--- Start of Data section ---

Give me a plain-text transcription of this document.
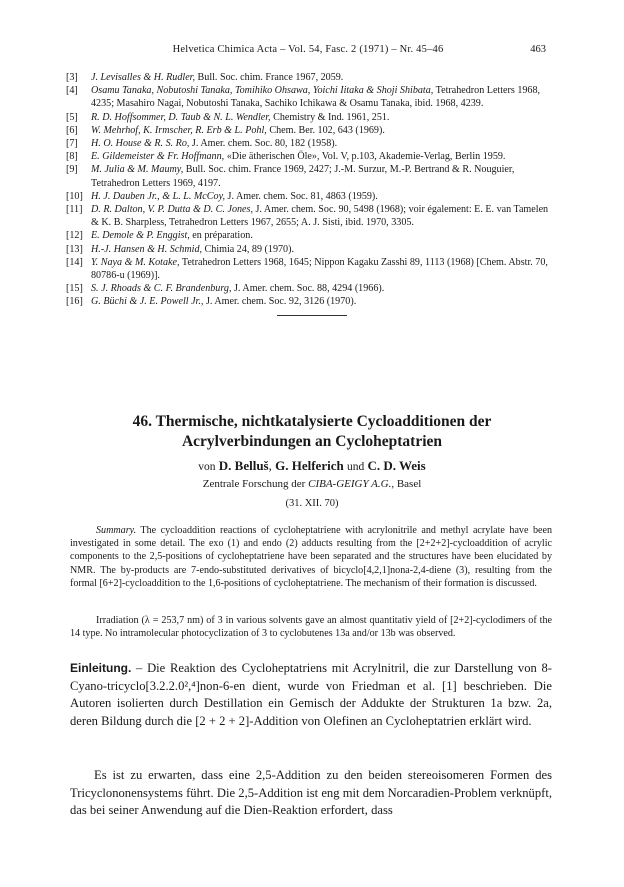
Helvetica Chimica Acta – Vol. 54, Fasc. 2 (1971) – Nr. 45–46	463
[3] J. Levisalles & H. Rudler, Bull. Soc. chim. France 1967, 2059.
[4] Osamu Tanaka, Nobutoshi Tanaka, Tomihiko Ohsawa, Yoichi Iitaka & Shoji Shibata, Tetrahedron Letters 1968, 4235; Masahiro Nagai, Nobutoshi Tanaka, Sachiko Ichikawa & Osamu Tanaka, ibid. 1968, 4239.
[5] R. D. Hoffsommer, D. Taub & N. L. Wendler, Chemistry & Ind. 1961, 251.
[6] W. Mehrhof, K. Irmscher, R. Erb & L. Pohl, Chem. Ber. 102, 643 (1969).
[7] H. O. House & R. S. Ro, J. Amer. chem. Soc. 80, 182 (1958).
[8] E. Gildemeister & Fr. Hoffmann, «Die ätherischen Öle», Vol. V, p.103, Akademie-Verlag, Berlin 1959.
[9] M. Julia & M. Maumy, Bull. Soc. chim. France 1969, 2427; J.-M. Surzur, M.-P. Bertrand & R. Nouguier, Tetrahedron Letters 1969, 4197.
[10] H. J. Dauben Jr., & L. L. McCoy, J. Amer. chem. Soc. 81, 4863 (1959).
[11] D. R. Dalton, V. P. Dutta & D. C. Jones, J. Amer. chem. Soc. 90, 5498 (1968); voir également: E. E. van Tamelen & K. B. Sharpless, Tetrahedron Letters 1967, 2655; A. J. Sisti, ibid. 1970, 3305.
[12] E. Demole & P. Enggist, en préparation.
[13] H.-J. Hansen & H. Schmid, Chimia 24, 89 (1970).
[14] Y. Naya & M. Kotake, Tetrahedron Letters 1968, 1645; Nippon Kagaku Zasshi 89, 1113 (1968) [Chem. Abstr. 70, 80786-u (1969)].
[15] S. J. Rhoads & C. F. Brandenburg, J. Amer. chem. Soc. 88, 4294 (1966).
[16] G. Büchi & J. E. Powell Jr., J. Amer. chem. Soc. 92, 3126 (1970).
46. Thermische, nichtkatalysierte Cycloadditionen der Acrylverbindungen an Cycloheptatrien
von D. Belluš, G. Helferich und C. D. Weis
Zentrale Forschung der CIBA-GEIGY A.G., Basel
(31. XII. 70)

Summary. The cycloaddition reactions of cycloheptatriene with acrylonitrile and methyl acrylate have been investigated in some detail. The exo (1) and endo (2) adducts resulting from the [2+2+2]-cycloaddition of acrylic components to the 2,5-positions of cycloheptatriene have been separated and the structures have been elucidated by NMR. The by-products are 7-endo-substituted derivatives of bicyclo[4,2,1]nona-2,4-diene (3), resulting from the formal [6+2]-cycloaddition to the 1,6-positions of cycloheptatriene. The mechanism of their formation is discussed.

Irradiation (λ = 253,7 nm) of 3 in various solvents gave an almost quantitativ yield of [2+2]-cyclodimers of the 14 type. No intramolecular photocyclization of 3 to cyclobutenes 13a and/or 13b was observed.

Einleitung. – Die Reaktion des Cycloheptatriens mit Acrylnitril, die zur Darstellung von 8-Cyano-tricyclo[3.2.2.0²,⁴]non-6-en dient, wurde von Friedman et al. [1] beschrieben. Die Autoren isolierten durch Destillation ein Gemisch der Addukte der Strukturen 1a bzw. 2a, deren Bildung durch die [2 + 2 + 2]-Addition von Olefinen an Cycloheptatrien erklärt wird.

Es ist zu erwarten, dass eine 2,5-Addition zu den beiden stereoisomeren Formen des Tricyclononensystems führt. Die 2,5-Addition ist eng mit dem Norcaradien-Problem verknüpft, das bei seiner Anwendung auf die Dien-Reaktion erfordert, dass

--- End of Data section ---

- **Short exercise**
Search the preceding listing for "Letters" and extract every line where it is found.

- **Full output**
[4] Osamu Tanaka, Nobutoshi Tanaka, Tomihiko Ohsawa, Yoichi Iitaka & Shoji Shibata, Tetrahedron Letters 1968, 4235; Masahiro Nagai, Nobutoshi Tanaka, Sachiko Ichikawa & Osamu Tanaka, ibid. 1968, 4239.
[9] M. Julia & M. Maumy, Bull. Soc. chim. France 1969, 2427; J.-M. Surzur, M.-P. Bertrand & R. Nouguier, Tetrahedron Letters 1969, 4197.
[11] D. R. Dalton, V. P. Dutta & D. C. Jones, J. Amer. chem. Soc. 90, 5498 (1968); voir également: E. E. van Tamelen & K. B. Sharpless, Tetrahedron Letters 1967, 2655; A. J. Sisti, ibid. 1970, 3305.
[14] Y. Naya & M. Kotake, Tetrahedron Letters 1968, 1645; Nippon Kagaku Zasshi 89, 1113 (1968) [Chem. Abstr. 70, 80786-u (1969)].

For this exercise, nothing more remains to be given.